__Task to carry out__.
Every line below is to be copied exactly, with the pictures left out.

Records from a collection of figures:
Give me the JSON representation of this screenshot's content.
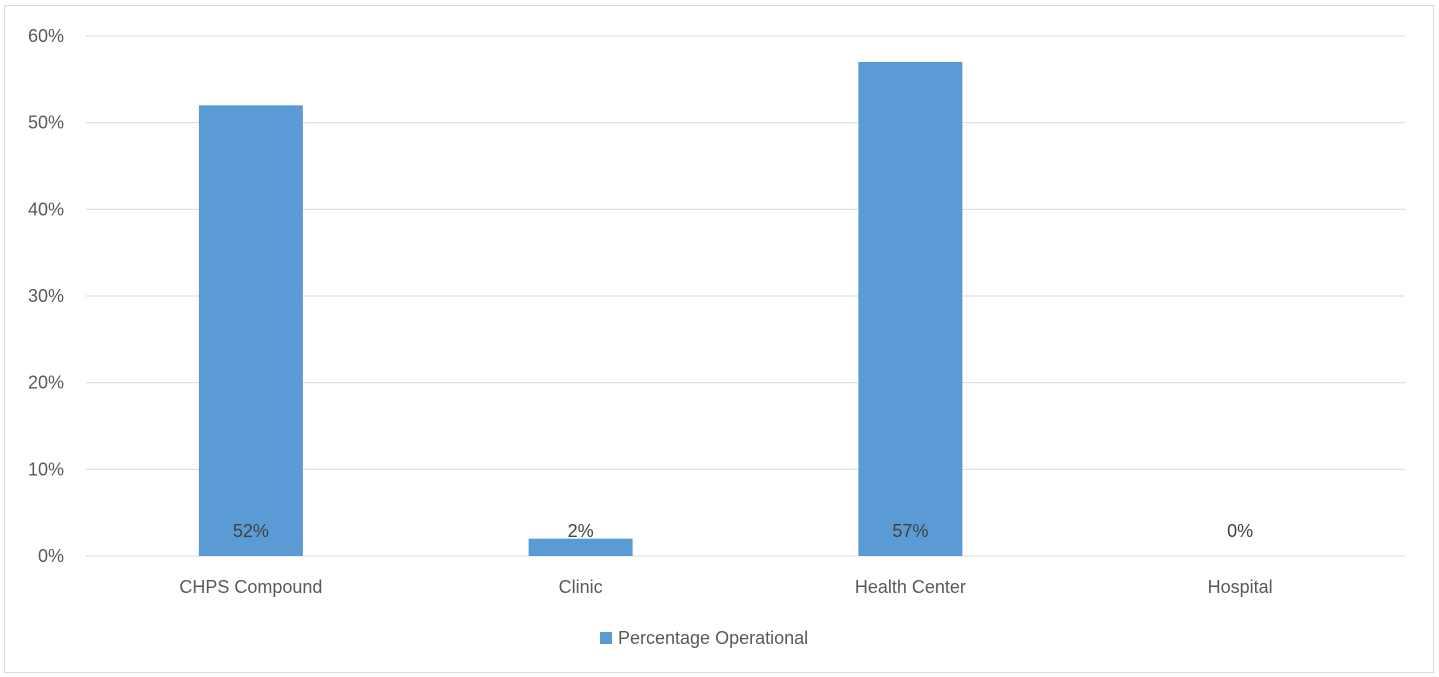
{
  "chart_data": {
    "type": "bar",
    "title": "",
    "xlabel": "",
    "ylabel": "",
    "categories": [
      "CHPS Compound",
      "Clinic",
      "Health Center",
      "Hospital"
    ],
    "series": [
      {
        "name": "Percentage Operational",
        "values": [
          52,
          2,
          57,
          0
        ],
        "data_labels": [
          "52%",
          "2%",
          "57%",
          "0%"
        ],
        "color": "#5b9bd5"
      }
    ],
    "ylim": [
      0,
      60
    ],
    "y_ticks": [
      0,
      10,
      20,
      30,
      40,
      50,
      60
    ],
    "y_tick_labels": [
      "0%",
      "10%",
      "20%",
      "30%",
      "40%",
      "50%",
      "60%"
    ],
    "grid": true,
    "legend_position": "bottom"
  },
  "colors": {
    "bar": "#5b9bd5",
    "gridline": "#d9d9d9",
    "axis_text": "#595959"
  }
}
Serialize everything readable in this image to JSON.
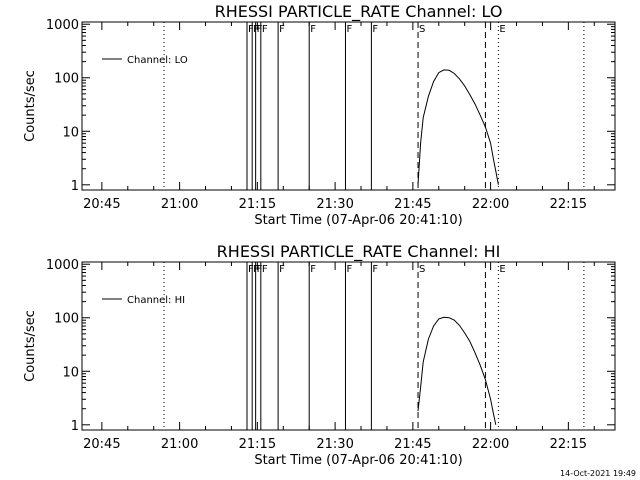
{
  "footer_timestamp": "14-Oct-2021 19:49",
  "chart_data": [
    {
      "type": "line",
      "title": "RHESSI PARTICLE_RATE Channel: LO",
      "xlabel": "Start Time (07-Apr-06 20:41:10)",
      "ylabel": "Counts/sec",
      "x_unit": "time HH:MM (07-Apr-06)",
      "x_ticks": [
        "20:45",
        "21:00",
        "21:15",
        "21:30",
        "21:45",
        "22:00",
        "22:15"
      ],
      "xlim": [
        "20:41:10",
        "22:24:00"
      ],
      "y_ticks": [
        "1",
        "10",
        "100",
        "1000"
      ],
      "ylim": [
        0.8,
        1100
      ],
      "yscale": "log",
      "grid": false,
      "legend": {
        "position": "top-left",
        "entries": [
          "Channel: LO"
        ]
      },
      "series": [
        {
          "name": "Channel: LO",
          "x": [
            "21:46:00",
            "21:46:30",
            "21:47:00",
            "21:48:00",
            "21:49:00",
            "21:50:00",
            "21:51:00",
            "21:52:00",
            "21:53:00",
            "21:54:00",
            "21:55:00",
            "21:56:00",
            "21:57:00",
            "21:58:00",
            "21:59:00",
            "22:00:00",
            "22:00:30",
            "22:01:00",
            "22:01:30"
          ],
          "y": [
            1.0,
            6.0,
            18,
            45,
            85,
            125,
            140,
            138,
            120,
            95,
            70,
            48,
            32,
            20,
            12,
            6.0,
            3.2,
            1.8,
            1.0
          ]
        }
      ],
      "flag_lines": [
        {
          "label": "F",
          "times": [
            "21:13:00",
            "21:14:00",
            "21:14:40",
            "21:15:40",
            "21:19:00",
            "21:25:00",
            "21:32:00",
            "21:37:00"
          ]
        },
        {
          "label": "S",
          "times": [
            "21:46:00",
            "21:59:00"
          ],
          "style": "dashed"
        },
        {
          "label": "E",
          "times": [
            "22:01:30"
          ],
          "style": "dotted"
        },
        {
          "label": "",
          "times": [
            "20:57:00",
            "22:18:00"
          ],
          "style": "dotted"
        }
      ]
    },
    {
      "type": "line",
      "title": "RHESSI PARTICLE_RATE Channel: HI",
      "xlabel": "Start Time (07-Apr-06 20:41:10)",
      "ylabel": "Counts/sec",
      "x_unit": "time HH:MM (07-Apr-06)",
      "x_ticks": [
        "20:45",
        "21:00",
        "21:15",
        "21:30",
        "21:45",
        "22:00",
        "22:15"
      ],
      "xlim": [
        "20:41:10",
        "22:24:00"
      ],
      "y_ticks": [
        "1",
        "10",
        "100",
        "1000"
      ],
      "ylim": [
        0.8,
        1100
      ],
      "yscale": "log",
      "grid": false,
      "legend": {
        "position": "top-left",
        "entries": [
          "Channel: HI"
        ]
      },
      "series": [
        {
          "name": "Channel: HI",
          "x": [
            "21:46:00",
            "21:46:30",
            "21:47:00",
            "21:48:00",
            "21:49:00",
            "21:50:00",
            "21:51:00",
            "21:52:00",
            "21:53:00",
            "21:54:00",
            "21:55:00",
            "21:56:00",
            "21:57:00",
            "21:58:00",
            "21:59:00",
            "22:00:00",
            "22:00:30",
            "22:01:00"
          ],
          "y": [
            1.8,
            5.0,
            15,
            40,
            70,
            95,
            102,
            100,
            90,
            72,
            52,
            36,
            22,
            13,
            7.0,
            3.0,
            1.7,
            1.0
          ]
        }
      ],
      "flag_lines": [
        {
          "label": "F",
          "times": [
            "21:13:00",
            "21:14:00",
            "21:14:40",
            "21:15:40",
            "21:19:00",
            "21:25:00",
            "21:32:00",
            "21:37:00"
          ]
        },
        {
          "label": "S",
          "times": [
            "21:46:00",
            "21:59:00"
          ],
          "style": "dashed"
        },
        {
          "label": "E",
          "times": [
            "22:01:30"
          ],
          "style": "dotted"
        },
        {
          "label": "",
          "times": [
            "20:57:00",
            "22:18:00"
          ],
          "style": "dotted"
        }
      ]
    }
  ]
}
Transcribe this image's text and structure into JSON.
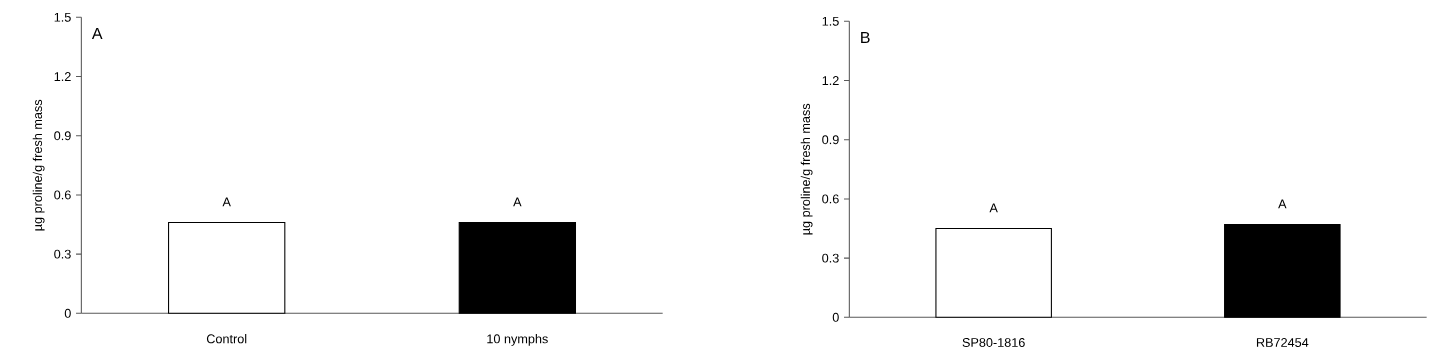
{
  "chart_data": [
    {
      "type": "bar",
      "ylabel": "µg proline/g fresh mass",
      "categories": [
        "Control",
        "10 nymphs"
      ],
      "values": [
        0.46,
        0.46
      ],
      "colors": [
        "#ffffff",
        "#000000"
      ],
      "ylim": [
        0,
        1.5
      ],
      "yticks": [
        0,
        0.3,
        0.6,
        0.9,
        1.2,
        1.5
      ],
      "annotations": [
        "A",
        {
          "text": "A",
          "x": "Control",
          "y": 0.46
        },
        {
          "text": "A",
          "x": "10 nymphs",
          "y": 0.46
        }
      ]
    },
    {
      "type": "bar",
      "ylabel": "µg proline/g fresh mass",
      "categories": [
        "SP80-1816",
        "RB72454"
      ],
      "values": [
        0.45,
        0.47
      ],
      "colors": [
        "#ffffff",
        "#000000"
      ],
      "ylim": [
        0,
        1.5
      ],
      "yticks": [
        0,
        0.3,
        0.6,
        0.9,
        1.2,
        1.5
      ],
      "annotations": [
        "B",
        {
          "text": "A",
          "x": "SP80-1816",
          "y": 0.45
        },
        {
          "text": "A",
          "x": "RB72454",
          "y": 0.47
        }
      ]
    }
  ]
}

__Result for this exercise__.
Give me the JSON representation of this screenshot's content.
{
  "chart_data": {
    "type": "bar",
    "title": "",
    "xlabel": "",
    "ylabel": "",
    "categories": [
      "CHPS Compound",
      "Clinic",
      "Health Center",
      "Hospital"
    ],
    "series": [
      {
        "name": "Percentage Operational",
        "values": [
          52,
          2,
          57,
          0
        ],
        "data_labels": [
          "52%",
          "2%",
          "57%",
          "0%"
        ],
        "color": "#5b9bd5"
      }
    ],
    "ylim": [
      0,
      60
    ],
    "y_ticks": [
      0,
      10,
      20,
      30,
      40,
      50,
      60
    ],
    "y_tick_labels": [
      "0%",
      "10%",
      "20%",
      "30%",
      "40%",
      "50%",
      "60%"
    ],
    "grid": true,
    "legend_position": "bottom"
  },
  "colors": {
    "bar": "#5b9bd5",
    "gridline": "#d9d9d9",
    "axis_text": "#595959"
  }
}
Serialize everything readable in this image to JSON.
{
  "footer_timestamp": "14-Oct-2021 19:49",
  "chart_data": [
    {
      "type": "line",
      "title": "RHESSI PARTICLE_RATE Channel: LO",
      "xlabel": "Start Time (07-Apr-06 20:41:10)",
      "ylabel": "Counts/sec",
      "x_unit": "time HH:MM (07-Apr-06)",
      "x_ticks": [
        "20:45",
        "21:00",
        "21:15",
        "21:30",
        "21:45",
        "22:00",
        "22:15"
      ],
      "xlim": [
        "20:41:10",
        "22:24:00"
      ],
      "y_ticks": [
        "1",
        "10",
        "100",
        "1000"
      ],
      "ylim": [
        0.8,
        1100
      ],
      "yscale": "log",
      "grid": false,
      "legend": {
        "position": "top-left",
        "entries": [
          "Channel: LO"
        ]
      },
      "series": [
        {
          "name": "Channel: LO",
          "x": [
            "21:46:00",
            "21:46:30",
            "21:47:00",
            "21:48:00",
            "21:49:00",
            "21:50:00",
            "21:51:00",
            "21:52:00",
            "21:53:00",
            "21:54:00",
            "21:55:00",
            "21:56:00",
            "21:57:00",
            "21:58:00",
            "21:59:00",
            "22:00:00",
            "22:00:30",
            "22:01:00",
            "22:01:30"
          ],
          "y": [
            1.0,
            6.0,
            18,
            45,
            85,
            125,
            140,
            138,
            120,
            95,
            70,
            48,
            32,
            20,
            12,
            6.0,
            3.2,
            1.8,
            1.0
          ]
        }
      ],
      "flag_lines": [
        {
          "label": "F",
          "times": [
            "21:13:00",
            "21:14:00",
            "21:14:40",
            "21:15:40",
            "21:19:00",
            "21:25:00",
            "21:32:00",
            "21:37:00"
          ]
        },
        {
          "label": "S",
          "times": [
            "21:46:00",
            "21:59:00"
          ],
          "style": "dashed"
        },
        {
          "label": "E",
          "times": [
            "22:01:30"
          ],
          "style": "dotted"
        },
        {
          "label": "",
          "times": [
            "20:57:00",
            "22:18:00"
          ],
          "style": "dotted"
        }
      ]
    },
    {
      "type": "line",
      "title": "RHESSI PARTICLE_RATE Channel: HI",
      "xlabel": "Start Time (07-Apr-06 20:41:10)",
      "ylabel": "Counts/sec",
      "x_unit": "time HH:MM (07-Apr-06)",
      "x_ticks": [
        "20:45",
        "21:00",
        "21:15",
        "21:30",
        "21:45",
        "22:00",
        "22:15"
      ],
      "xlim": [
        "20:41:10",
        "22:24:00"
      ],
      "y_ticks": [
        "1",
        "10",
        "100",
        "1000"
      ],
      "ylim": [
        0.8,
        1100
      ],
      "yscale": "log",
      "grid": false,
      "legend": {
        "position": "top-left",
        "entries": [
          "Channel: HI"
        ]
      },
      "series": [
        {
          "name": "Channel: HI",
          "x": [
            "21:46:00",
            "21:46:30",
            "21:47:00",
            "21:48:00",
            "21:49:00",
            "21:50:00",
            "21:51:00",
            "21:52:00",
            "21:53:00",
            "21:54:00",
            "21:55:00",
            "21:56:00",
            "21:57:00",
            "21:58:00",
            "21:59:00",
            "22:00:00",
            "22:00:30",
            "22:01:00"
          ],
          "y": [
            1.8,
            5.0,
            15,
            40,
            70,
            95,
            102,
            100,
            90,
            72,
            52,
            36,
            22,
            13,
            7.0,
            3.0,
            1.7,
            1.0
          ]
        }
      ],
      "flag_lines": [
        {
          "label": "F",
          "times": [
            "21:13:00",
            "21:14:00",
            "21:14:40",
            "21:15:40",
            "21:19:00",
            "21:25:00",
            "21:32:00",
            "21:37:00"
          ]
        },
        {
          "label": "S",
          "times": [
            "21:46:00",
            "21:59:00"
          ],
          "style": "dashed"
        },
        {
          "label": "E",
          "times": [
            "22:01:30"
          ],
          "style": "dotted"
        },
        {
          "label": "",
          "times": [
            "20:57:00",
            "22:18:00"
          ],
          "style": "dotted"
        }
      ]
    }
  ]
}
Transcribe this image's text and structure into JSON.
{
  "chart_data": [
    {
      "type": "bar",
      "ylabel": "µg proline/g fresh mass",
      "categories": [
        "Control",
        "10 nymphs"
      ],
      "values": [
        0.46,
        0.46
      ],
      "colors": [
        "#ffffff",
        "#000000"
      ],
      "ylim": [
        0,
        1.5
      ],
      "yticks": [
        0,
        0.3,
        0.6,
        0.9,
        1.2,
        1.5
      ],
      "annotations": [
        "A",
        {
          "text": "A",
          "x": "Control",
          "y": 0.46
        },
        {
          "text": "A",
          "x": "10 nymphs",
          "y": 0.46
        }
      ]
    },
    {
      "type": "bar",
      "ylabel": "µg proline/g fresh mass",
      "categories": [
        "SP80-1816",
        "RB72454"
      ],
      "values": [
        0.45,
        0.47
      ],
      "colors": [
        "#ffffff",
        "#000000"
      ],
      "ylim": [
        0,
        1.5
      ],
      "yticks": [
        0,
        0.3,
        0.6,
        0.9,
        1.2,
        1.5
      ],
      "annotations": [
        "B",
        {
          "text": "A",
          "x": "SP80-1816",
          "y": 0.45
        },
        {
          "text": "A",
          "x": "RB72454",
          "y": 0.47
        }
      ]
    }
  ]
}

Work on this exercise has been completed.